TASK TO COMPLETE:
List each line in the material below that contains the string "猫咪数独".

[Dataset rows]
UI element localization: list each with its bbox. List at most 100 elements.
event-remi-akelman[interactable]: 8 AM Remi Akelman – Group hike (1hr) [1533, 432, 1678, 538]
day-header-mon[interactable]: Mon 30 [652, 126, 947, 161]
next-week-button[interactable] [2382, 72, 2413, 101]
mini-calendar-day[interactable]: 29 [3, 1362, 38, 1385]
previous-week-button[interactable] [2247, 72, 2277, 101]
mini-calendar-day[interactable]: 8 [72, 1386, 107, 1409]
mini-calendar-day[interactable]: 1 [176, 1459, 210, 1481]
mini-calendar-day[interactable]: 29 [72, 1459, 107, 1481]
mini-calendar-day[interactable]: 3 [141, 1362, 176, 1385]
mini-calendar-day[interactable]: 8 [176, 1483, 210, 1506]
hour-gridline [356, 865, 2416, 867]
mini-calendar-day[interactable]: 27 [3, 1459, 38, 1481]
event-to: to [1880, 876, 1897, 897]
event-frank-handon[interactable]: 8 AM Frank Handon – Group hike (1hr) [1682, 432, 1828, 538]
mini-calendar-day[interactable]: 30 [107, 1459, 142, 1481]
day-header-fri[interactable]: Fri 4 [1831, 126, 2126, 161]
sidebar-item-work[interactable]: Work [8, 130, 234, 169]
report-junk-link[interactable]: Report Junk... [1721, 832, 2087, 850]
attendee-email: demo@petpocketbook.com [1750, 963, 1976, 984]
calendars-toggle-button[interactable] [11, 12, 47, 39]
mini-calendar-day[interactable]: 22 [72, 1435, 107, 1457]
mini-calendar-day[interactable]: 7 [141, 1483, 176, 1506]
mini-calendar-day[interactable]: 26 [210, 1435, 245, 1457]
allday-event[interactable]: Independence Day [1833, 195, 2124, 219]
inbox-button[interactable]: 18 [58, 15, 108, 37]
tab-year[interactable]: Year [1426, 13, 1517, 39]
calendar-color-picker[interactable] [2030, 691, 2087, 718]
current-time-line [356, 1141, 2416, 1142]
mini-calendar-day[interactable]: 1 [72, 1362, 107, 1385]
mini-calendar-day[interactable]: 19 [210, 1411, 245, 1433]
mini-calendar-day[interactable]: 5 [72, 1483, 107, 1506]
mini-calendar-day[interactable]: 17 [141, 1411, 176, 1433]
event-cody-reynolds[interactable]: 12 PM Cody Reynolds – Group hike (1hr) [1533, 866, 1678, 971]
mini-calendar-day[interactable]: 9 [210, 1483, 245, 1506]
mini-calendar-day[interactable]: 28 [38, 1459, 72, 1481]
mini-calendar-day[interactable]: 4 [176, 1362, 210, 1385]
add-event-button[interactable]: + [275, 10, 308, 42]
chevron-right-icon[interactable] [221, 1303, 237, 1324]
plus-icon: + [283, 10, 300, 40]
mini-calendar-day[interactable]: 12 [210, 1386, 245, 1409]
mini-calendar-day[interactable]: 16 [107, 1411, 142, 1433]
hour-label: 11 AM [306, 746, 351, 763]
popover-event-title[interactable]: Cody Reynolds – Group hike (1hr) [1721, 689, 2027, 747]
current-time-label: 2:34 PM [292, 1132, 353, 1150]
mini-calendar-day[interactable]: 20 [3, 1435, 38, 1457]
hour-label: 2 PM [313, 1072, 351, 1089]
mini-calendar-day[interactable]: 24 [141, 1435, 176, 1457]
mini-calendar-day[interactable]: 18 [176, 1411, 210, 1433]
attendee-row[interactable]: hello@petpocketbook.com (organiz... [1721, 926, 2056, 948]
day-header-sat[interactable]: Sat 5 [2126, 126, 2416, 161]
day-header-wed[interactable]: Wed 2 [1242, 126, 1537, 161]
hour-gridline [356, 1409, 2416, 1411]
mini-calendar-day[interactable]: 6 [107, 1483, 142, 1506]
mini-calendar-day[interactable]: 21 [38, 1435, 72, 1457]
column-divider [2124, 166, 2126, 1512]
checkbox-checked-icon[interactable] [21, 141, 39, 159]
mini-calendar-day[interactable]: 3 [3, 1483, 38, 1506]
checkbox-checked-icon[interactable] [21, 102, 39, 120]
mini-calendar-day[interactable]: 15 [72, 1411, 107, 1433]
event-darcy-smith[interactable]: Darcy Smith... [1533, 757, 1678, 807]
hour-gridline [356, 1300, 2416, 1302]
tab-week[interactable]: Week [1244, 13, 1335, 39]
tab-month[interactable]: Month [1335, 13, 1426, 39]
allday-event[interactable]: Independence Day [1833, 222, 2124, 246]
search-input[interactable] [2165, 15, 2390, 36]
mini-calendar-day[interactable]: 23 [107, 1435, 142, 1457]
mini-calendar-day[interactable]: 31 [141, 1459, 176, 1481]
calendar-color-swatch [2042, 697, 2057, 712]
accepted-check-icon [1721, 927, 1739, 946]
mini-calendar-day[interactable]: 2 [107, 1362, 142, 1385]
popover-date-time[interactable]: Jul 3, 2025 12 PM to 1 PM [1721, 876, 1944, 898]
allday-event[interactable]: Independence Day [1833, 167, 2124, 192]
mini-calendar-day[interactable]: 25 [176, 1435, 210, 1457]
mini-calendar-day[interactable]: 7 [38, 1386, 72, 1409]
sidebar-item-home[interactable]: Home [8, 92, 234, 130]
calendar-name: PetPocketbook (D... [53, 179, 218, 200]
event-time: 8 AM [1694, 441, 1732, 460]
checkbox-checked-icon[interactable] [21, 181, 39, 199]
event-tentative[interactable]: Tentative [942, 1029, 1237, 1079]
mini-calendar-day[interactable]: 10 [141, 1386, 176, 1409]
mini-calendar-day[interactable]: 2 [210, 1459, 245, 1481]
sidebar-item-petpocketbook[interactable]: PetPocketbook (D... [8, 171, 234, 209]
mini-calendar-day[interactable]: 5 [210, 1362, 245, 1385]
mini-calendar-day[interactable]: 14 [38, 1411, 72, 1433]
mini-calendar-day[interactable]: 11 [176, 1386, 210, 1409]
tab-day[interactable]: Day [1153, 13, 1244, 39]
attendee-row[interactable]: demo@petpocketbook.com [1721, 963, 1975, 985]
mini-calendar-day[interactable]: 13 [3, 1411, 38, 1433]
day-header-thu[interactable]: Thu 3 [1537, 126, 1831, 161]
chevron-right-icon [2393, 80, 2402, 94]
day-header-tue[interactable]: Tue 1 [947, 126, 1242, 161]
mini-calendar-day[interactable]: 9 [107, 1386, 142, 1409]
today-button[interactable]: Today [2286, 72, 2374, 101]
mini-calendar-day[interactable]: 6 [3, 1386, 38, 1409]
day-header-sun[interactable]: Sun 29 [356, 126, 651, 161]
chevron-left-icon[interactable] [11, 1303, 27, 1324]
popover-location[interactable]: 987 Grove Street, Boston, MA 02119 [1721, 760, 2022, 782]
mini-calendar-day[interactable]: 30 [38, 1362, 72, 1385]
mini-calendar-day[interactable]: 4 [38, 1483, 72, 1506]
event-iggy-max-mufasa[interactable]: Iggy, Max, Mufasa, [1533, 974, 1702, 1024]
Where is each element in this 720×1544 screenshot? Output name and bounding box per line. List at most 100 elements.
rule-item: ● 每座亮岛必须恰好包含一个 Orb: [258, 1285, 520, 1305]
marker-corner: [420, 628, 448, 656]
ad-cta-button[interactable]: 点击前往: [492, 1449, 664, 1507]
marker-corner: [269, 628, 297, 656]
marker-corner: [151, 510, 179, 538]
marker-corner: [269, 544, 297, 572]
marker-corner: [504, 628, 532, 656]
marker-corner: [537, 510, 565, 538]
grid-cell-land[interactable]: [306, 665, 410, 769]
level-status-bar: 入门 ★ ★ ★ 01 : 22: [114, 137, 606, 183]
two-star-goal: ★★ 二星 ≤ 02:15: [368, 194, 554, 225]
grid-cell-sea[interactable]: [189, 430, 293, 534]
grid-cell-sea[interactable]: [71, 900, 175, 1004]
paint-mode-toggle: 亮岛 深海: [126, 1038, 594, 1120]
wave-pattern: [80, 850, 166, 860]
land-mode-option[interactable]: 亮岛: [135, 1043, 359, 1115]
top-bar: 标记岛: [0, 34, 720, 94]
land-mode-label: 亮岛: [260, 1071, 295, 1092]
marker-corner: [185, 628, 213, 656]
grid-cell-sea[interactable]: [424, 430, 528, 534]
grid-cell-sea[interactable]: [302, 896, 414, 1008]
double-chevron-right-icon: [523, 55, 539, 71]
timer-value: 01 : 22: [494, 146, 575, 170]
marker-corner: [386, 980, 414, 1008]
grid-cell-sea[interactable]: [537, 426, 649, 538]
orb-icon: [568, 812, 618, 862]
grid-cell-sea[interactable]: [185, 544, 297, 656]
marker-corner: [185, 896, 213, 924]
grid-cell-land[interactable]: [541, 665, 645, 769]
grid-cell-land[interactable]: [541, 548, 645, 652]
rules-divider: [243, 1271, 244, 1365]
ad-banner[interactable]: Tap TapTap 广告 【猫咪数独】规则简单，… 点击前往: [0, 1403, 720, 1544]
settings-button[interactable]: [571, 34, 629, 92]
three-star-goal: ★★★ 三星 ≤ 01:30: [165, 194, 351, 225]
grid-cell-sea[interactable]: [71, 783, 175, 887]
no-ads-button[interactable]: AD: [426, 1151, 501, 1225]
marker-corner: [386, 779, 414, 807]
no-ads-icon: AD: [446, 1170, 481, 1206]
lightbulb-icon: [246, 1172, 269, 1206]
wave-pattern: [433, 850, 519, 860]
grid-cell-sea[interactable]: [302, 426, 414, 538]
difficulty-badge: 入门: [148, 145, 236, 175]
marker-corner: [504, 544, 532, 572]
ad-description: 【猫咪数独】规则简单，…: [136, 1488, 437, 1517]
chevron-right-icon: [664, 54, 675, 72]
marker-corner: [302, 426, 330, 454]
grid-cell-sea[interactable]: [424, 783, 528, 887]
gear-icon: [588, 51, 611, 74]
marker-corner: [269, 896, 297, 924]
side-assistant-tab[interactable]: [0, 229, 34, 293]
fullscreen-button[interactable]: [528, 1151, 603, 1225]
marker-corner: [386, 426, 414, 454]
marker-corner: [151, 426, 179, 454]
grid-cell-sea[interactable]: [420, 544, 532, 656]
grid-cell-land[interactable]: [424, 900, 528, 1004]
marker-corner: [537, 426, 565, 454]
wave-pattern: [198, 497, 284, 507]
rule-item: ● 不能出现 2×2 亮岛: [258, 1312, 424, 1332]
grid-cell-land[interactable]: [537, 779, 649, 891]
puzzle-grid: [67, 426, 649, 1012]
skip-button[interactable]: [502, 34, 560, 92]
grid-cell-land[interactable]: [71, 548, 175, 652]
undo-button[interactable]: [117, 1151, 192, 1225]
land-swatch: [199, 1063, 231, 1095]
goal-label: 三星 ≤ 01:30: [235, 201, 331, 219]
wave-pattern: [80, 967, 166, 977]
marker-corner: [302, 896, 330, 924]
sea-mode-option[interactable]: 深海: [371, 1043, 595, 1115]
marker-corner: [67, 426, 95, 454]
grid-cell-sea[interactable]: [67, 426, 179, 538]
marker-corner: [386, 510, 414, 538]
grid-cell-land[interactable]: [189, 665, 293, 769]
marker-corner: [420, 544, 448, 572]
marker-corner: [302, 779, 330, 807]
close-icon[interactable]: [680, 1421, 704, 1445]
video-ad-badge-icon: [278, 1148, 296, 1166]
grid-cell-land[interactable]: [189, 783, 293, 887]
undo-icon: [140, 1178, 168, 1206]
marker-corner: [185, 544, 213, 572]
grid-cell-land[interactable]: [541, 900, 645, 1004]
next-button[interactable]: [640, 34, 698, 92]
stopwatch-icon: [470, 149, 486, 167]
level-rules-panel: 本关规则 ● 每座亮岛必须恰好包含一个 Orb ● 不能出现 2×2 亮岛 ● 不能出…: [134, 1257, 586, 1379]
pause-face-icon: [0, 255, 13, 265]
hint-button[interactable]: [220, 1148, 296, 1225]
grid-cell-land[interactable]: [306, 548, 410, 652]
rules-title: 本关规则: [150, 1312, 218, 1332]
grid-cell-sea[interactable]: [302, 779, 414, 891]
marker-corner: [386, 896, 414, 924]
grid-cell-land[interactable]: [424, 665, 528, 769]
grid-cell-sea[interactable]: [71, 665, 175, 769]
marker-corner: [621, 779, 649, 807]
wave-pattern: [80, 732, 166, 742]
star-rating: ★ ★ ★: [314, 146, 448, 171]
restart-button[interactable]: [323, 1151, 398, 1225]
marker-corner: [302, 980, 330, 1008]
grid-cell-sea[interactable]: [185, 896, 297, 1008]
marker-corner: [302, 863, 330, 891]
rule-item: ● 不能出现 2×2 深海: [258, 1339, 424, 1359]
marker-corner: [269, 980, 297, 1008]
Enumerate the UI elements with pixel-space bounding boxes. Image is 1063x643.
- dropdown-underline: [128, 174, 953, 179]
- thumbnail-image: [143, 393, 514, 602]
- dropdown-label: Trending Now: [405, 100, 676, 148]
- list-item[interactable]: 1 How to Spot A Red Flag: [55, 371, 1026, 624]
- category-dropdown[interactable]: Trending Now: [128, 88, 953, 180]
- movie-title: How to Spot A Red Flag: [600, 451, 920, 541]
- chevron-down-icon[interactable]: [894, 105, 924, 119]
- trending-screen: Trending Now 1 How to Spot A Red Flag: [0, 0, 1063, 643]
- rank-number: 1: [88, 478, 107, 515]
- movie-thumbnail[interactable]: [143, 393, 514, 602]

THE RESPONSE:
ad-banner[interactable]: Tap TapTap 广告 【猫咪数独】规则简单，… 点击前往: [0, 1403, 720, 1544]
ad-description: 【猫咪数独】规则简单，…: [136, 1488, 437, 1517]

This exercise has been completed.